## TASK INSTRUCTIONS
Search the data below for "Percentil"; list each line that holds it.

(Rows from a figure dataset)
-*-
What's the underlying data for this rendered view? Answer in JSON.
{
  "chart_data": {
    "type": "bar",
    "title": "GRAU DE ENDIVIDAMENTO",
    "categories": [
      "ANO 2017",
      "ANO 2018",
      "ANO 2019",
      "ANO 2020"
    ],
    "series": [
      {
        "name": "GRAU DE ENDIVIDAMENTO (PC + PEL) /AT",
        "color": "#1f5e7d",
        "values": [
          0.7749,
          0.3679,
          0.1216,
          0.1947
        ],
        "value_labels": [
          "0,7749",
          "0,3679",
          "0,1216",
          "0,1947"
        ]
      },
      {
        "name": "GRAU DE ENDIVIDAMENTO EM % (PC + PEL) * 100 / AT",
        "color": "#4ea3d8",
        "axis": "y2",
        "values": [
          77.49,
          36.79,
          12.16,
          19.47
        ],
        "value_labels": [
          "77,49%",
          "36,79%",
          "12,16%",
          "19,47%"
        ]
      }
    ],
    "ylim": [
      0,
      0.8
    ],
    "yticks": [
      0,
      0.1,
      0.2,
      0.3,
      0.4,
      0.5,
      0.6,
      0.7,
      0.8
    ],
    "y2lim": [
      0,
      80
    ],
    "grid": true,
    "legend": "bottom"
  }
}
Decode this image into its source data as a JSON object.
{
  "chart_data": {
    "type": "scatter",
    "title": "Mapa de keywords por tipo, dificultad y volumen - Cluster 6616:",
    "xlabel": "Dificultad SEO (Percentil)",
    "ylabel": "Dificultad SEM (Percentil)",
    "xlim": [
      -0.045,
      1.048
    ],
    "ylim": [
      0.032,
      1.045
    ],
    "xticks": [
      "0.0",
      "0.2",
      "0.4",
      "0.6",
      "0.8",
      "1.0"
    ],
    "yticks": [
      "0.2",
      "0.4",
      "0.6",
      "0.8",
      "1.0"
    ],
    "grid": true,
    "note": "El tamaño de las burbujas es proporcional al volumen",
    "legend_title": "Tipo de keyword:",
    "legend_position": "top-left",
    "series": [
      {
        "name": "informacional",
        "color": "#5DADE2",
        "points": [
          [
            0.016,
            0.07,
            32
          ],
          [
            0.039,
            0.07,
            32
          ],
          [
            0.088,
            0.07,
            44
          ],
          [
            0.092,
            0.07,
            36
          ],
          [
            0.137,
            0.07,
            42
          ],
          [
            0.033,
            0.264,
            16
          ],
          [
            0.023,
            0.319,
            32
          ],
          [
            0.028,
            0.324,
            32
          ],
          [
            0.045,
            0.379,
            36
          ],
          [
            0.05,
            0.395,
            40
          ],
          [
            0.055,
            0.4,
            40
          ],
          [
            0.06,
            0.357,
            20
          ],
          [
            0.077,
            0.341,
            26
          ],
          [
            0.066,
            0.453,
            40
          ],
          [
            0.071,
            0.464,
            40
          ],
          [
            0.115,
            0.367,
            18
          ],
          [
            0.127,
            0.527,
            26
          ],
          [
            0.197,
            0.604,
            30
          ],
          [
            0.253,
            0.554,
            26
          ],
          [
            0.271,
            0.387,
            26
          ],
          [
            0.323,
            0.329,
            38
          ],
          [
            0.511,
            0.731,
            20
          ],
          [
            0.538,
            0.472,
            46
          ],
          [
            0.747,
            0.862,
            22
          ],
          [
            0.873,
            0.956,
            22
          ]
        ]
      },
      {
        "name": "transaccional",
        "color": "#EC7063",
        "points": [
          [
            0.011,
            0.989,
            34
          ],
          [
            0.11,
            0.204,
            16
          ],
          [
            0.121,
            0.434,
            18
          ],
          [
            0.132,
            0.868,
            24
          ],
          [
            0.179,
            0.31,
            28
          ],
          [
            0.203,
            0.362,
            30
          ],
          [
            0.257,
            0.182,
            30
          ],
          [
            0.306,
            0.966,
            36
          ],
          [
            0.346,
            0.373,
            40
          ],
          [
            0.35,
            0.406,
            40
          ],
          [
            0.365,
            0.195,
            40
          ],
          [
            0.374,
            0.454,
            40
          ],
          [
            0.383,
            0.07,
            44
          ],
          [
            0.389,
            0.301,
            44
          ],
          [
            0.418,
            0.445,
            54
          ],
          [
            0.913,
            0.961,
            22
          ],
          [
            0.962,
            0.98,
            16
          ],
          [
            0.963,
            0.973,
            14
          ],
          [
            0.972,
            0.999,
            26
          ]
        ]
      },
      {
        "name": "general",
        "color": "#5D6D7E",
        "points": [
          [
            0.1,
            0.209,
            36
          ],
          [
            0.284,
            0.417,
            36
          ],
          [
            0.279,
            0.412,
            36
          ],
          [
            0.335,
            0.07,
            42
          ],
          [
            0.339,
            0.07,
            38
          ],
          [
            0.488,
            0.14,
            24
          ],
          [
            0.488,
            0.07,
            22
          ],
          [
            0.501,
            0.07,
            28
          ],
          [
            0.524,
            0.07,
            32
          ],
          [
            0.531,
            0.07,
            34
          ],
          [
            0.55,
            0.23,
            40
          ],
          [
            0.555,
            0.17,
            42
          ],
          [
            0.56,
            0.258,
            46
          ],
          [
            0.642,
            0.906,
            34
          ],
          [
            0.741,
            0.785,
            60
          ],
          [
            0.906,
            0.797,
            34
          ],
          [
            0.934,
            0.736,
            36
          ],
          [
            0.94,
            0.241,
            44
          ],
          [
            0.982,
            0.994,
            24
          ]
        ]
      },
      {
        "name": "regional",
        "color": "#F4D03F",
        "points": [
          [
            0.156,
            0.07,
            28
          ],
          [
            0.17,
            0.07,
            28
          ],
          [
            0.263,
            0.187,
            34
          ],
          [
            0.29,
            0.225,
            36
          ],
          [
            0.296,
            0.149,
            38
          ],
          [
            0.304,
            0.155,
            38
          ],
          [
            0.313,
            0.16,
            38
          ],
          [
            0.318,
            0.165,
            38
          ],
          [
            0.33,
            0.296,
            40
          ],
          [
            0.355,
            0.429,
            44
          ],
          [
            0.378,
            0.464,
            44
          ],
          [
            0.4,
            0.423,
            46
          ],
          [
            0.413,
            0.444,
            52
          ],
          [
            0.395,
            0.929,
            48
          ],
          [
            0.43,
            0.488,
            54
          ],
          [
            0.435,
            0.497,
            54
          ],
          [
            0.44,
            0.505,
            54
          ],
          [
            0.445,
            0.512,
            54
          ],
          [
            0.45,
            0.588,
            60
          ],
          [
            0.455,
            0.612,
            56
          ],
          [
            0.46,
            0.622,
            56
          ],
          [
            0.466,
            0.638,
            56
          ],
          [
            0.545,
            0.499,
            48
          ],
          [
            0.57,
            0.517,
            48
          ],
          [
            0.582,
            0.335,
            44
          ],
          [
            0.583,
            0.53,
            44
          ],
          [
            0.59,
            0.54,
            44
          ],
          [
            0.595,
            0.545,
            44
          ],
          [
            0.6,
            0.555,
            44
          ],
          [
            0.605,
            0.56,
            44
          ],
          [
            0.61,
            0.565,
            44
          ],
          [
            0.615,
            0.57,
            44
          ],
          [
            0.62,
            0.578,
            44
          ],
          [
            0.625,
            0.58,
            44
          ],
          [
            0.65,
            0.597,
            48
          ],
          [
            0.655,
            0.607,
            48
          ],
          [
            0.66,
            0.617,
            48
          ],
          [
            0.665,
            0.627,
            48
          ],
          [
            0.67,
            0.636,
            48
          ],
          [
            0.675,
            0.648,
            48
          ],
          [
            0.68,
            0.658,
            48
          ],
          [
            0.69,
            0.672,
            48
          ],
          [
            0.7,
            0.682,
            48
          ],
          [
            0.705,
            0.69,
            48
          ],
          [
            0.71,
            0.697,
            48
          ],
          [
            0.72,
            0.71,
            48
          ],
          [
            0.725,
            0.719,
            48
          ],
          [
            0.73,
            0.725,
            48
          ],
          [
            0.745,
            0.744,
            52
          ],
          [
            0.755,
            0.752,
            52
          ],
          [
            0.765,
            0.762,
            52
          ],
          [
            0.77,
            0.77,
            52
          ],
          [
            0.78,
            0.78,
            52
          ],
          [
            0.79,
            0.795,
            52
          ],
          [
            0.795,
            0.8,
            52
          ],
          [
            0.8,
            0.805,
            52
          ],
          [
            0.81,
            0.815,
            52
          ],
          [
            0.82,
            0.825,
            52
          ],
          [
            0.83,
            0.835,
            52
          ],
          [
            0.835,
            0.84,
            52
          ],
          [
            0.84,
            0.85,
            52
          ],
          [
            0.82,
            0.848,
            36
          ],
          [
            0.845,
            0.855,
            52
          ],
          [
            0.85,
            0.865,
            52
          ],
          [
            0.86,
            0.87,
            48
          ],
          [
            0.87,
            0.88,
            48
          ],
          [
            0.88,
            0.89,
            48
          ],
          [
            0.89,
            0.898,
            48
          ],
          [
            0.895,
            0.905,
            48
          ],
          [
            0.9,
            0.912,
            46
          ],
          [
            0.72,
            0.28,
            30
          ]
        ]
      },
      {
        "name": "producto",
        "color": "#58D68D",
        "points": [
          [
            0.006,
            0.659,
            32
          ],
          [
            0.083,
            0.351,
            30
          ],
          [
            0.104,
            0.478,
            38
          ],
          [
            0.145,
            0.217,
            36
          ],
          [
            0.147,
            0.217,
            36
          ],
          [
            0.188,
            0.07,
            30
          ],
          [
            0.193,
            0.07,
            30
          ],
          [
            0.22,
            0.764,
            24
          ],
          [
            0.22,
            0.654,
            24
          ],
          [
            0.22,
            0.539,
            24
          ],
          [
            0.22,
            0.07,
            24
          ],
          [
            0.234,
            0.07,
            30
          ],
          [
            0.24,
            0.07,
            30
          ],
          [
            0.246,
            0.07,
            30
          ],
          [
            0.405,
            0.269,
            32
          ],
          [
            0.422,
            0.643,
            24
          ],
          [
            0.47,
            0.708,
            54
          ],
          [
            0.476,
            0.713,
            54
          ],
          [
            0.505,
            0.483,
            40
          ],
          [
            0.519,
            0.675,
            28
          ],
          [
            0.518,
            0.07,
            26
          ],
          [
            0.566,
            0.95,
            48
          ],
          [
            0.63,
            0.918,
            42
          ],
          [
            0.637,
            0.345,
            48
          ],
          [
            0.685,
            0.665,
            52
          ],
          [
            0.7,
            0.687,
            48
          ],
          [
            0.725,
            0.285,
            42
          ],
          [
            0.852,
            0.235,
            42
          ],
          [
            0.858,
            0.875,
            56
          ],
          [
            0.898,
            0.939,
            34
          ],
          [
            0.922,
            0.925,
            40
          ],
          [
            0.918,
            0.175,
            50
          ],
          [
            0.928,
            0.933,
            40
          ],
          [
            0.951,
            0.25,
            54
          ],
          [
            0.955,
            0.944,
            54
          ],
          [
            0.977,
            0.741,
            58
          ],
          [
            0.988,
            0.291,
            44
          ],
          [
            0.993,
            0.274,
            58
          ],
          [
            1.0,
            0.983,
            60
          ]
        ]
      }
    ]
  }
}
-*-
## FINISHED EXERCISE
    "xlabel": "Dificultad SEO (Percentil)",
    "ylabel": "Dificultad SEM (Percentil)",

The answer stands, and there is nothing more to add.